— Written instruction —
Copy every line in the records below that contains the word "structured".
>> Start Records for the task
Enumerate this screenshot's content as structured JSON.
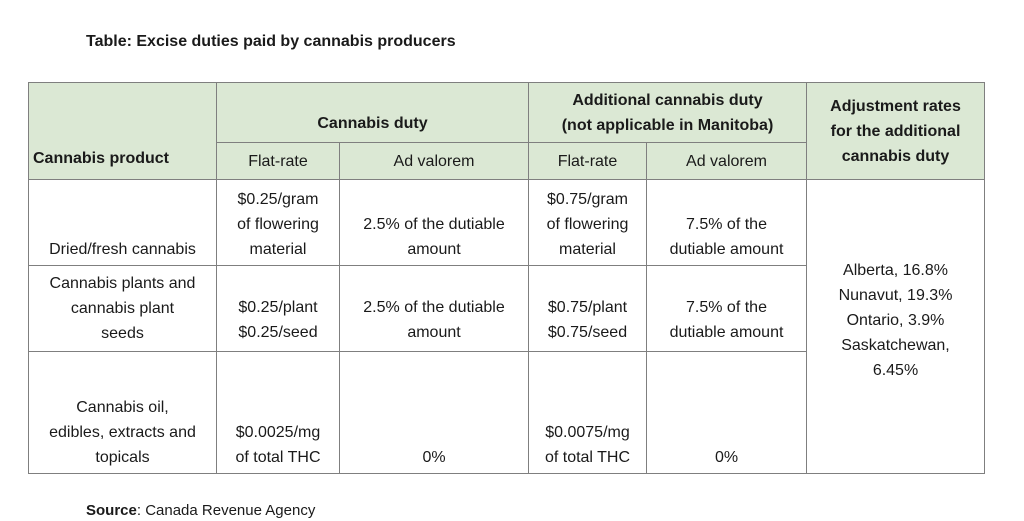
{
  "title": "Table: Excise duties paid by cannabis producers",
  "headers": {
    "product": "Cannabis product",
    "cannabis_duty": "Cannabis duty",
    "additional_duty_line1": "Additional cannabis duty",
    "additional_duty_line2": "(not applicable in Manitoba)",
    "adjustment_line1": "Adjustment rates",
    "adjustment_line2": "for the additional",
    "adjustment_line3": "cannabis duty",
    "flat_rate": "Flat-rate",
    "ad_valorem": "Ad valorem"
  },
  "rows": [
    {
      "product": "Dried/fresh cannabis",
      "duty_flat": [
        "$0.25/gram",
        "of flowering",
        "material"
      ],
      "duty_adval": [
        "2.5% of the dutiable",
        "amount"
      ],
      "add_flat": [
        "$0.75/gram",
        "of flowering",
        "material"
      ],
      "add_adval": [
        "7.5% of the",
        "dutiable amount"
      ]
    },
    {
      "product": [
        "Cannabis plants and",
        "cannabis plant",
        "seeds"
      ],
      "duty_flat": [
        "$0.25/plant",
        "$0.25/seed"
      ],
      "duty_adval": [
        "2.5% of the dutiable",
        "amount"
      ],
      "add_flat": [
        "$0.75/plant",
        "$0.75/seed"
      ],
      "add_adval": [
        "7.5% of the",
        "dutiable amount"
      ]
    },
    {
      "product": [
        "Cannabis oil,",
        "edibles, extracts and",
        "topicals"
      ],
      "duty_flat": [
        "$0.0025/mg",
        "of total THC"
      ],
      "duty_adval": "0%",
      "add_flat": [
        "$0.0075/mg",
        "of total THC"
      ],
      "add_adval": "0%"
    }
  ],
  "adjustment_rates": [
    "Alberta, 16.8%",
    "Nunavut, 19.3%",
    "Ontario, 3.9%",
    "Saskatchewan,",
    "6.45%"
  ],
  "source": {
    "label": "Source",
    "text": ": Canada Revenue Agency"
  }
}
>> End Records for the task
>> Start Records for the task
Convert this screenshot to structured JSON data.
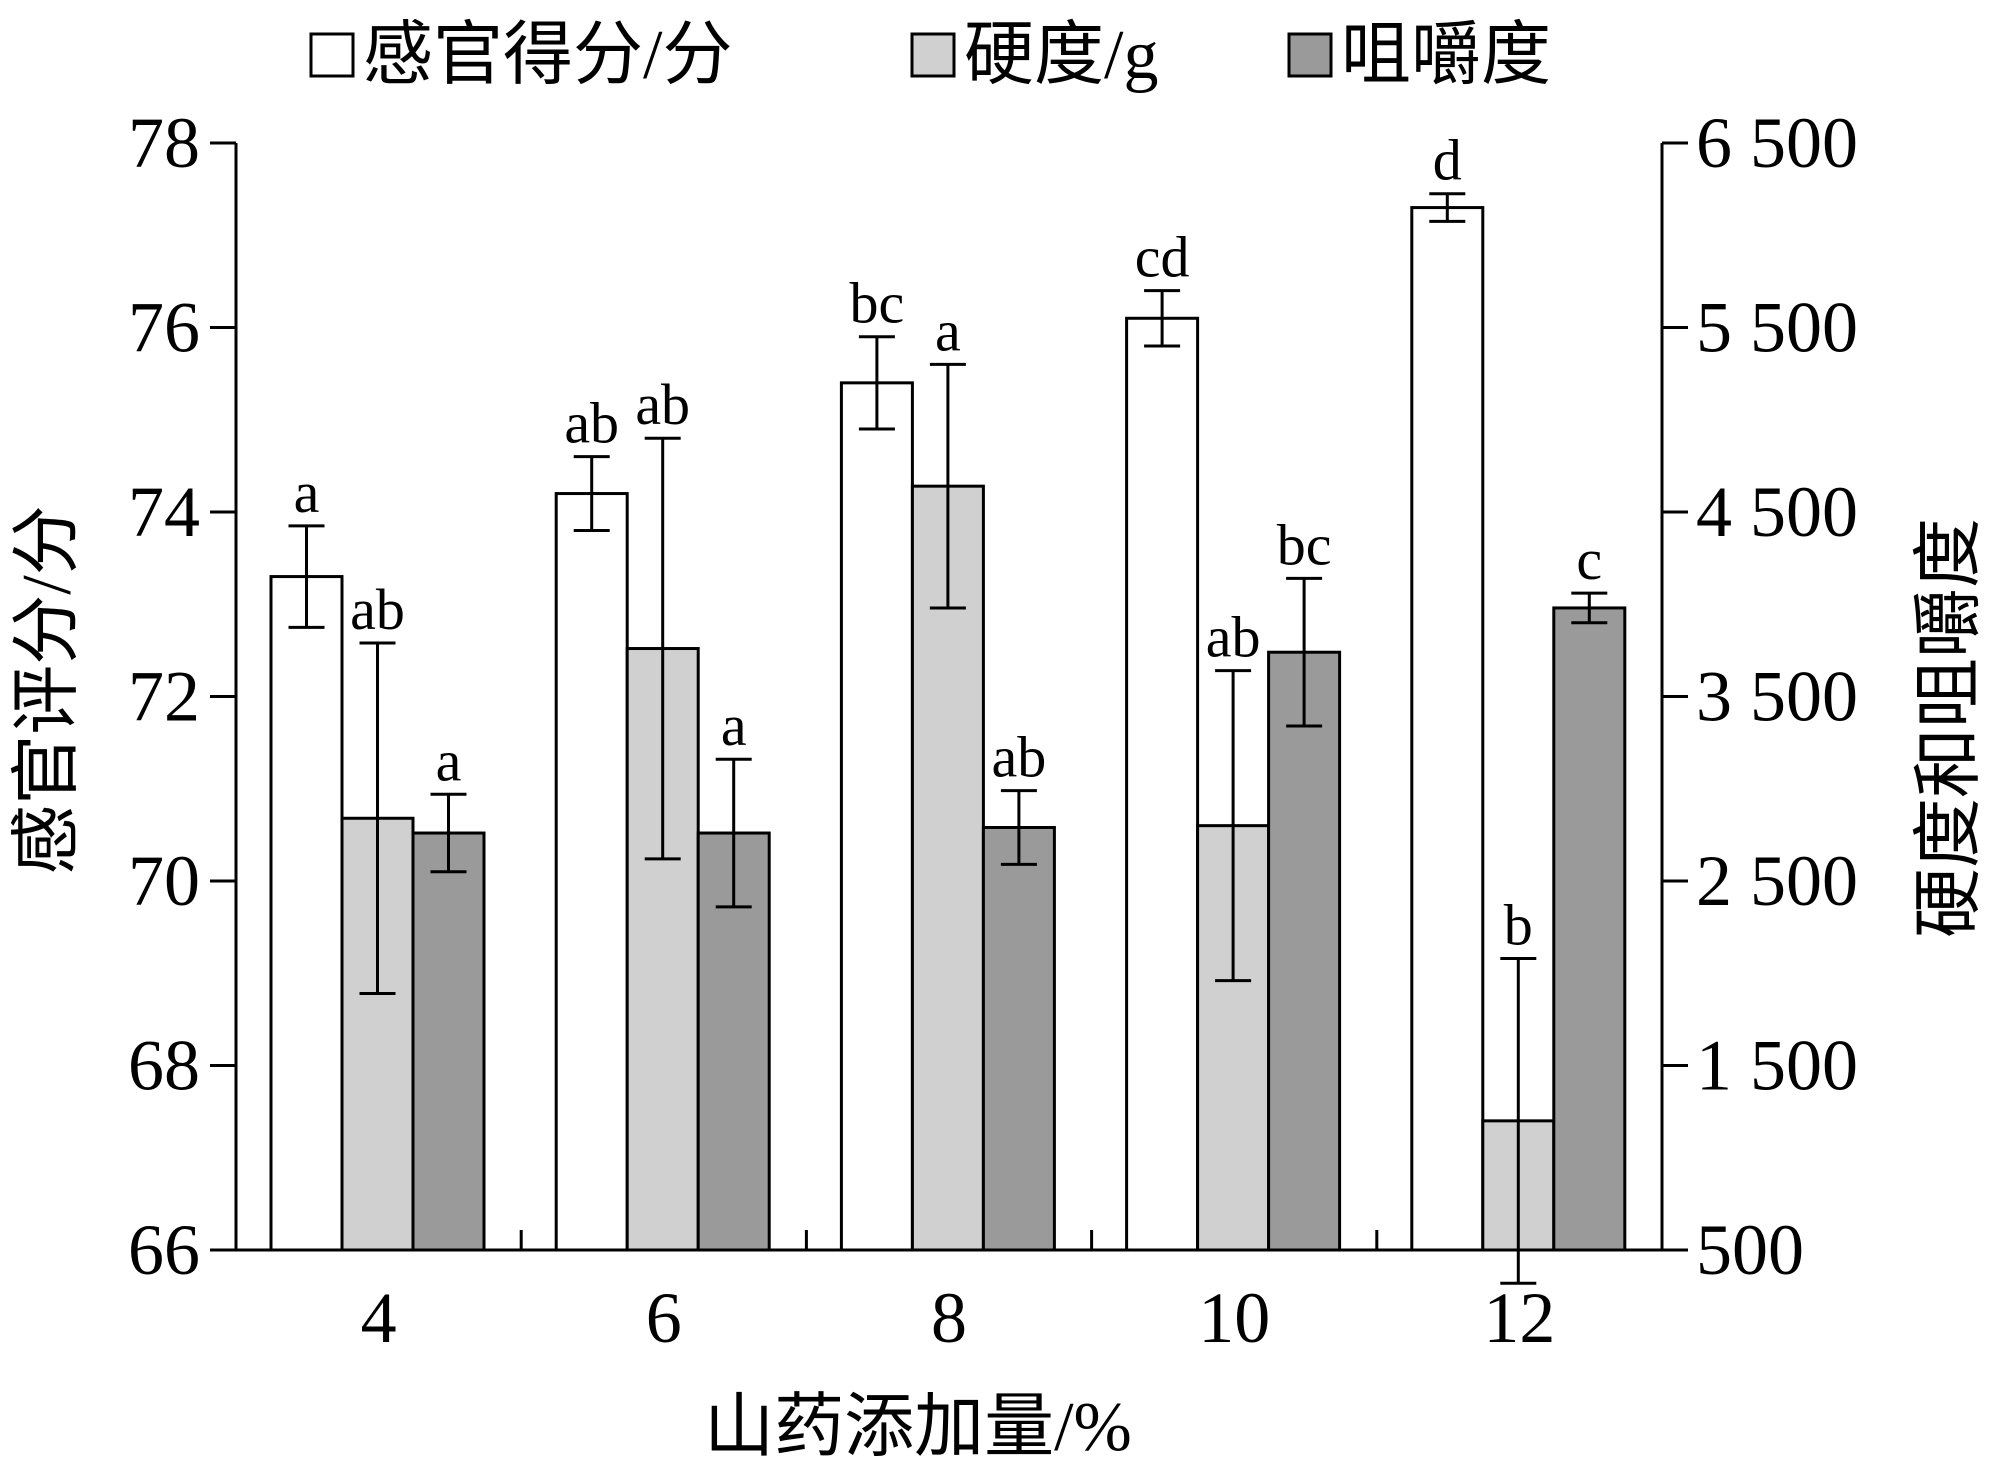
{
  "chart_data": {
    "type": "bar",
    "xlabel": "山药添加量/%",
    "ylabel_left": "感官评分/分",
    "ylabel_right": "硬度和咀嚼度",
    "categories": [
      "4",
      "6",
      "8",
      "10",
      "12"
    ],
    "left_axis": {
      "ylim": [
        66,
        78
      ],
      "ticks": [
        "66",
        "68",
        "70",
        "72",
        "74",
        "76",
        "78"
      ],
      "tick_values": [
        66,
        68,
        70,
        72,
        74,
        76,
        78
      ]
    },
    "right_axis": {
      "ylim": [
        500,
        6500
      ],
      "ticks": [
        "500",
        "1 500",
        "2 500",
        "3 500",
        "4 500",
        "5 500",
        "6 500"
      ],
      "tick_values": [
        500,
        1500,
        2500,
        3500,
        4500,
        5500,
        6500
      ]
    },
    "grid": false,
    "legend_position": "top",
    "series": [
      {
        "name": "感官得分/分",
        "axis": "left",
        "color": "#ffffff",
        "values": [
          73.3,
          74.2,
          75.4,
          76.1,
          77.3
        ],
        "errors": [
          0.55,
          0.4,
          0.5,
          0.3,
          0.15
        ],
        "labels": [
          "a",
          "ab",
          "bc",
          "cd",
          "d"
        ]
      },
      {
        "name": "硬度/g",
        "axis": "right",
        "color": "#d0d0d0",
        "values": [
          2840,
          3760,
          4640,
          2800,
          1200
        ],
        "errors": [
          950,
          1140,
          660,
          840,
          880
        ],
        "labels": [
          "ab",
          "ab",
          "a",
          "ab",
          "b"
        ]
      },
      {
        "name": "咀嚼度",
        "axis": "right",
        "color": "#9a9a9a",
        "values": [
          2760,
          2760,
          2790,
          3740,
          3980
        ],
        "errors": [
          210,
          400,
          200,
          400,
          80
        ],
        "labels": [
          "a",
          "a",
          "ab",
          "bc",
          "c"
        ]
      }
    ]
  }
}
>> End Records for the task
— Reply —
Enumerate this screenshot's content as structured JSON.
Convert this screenshot to structured JSON data.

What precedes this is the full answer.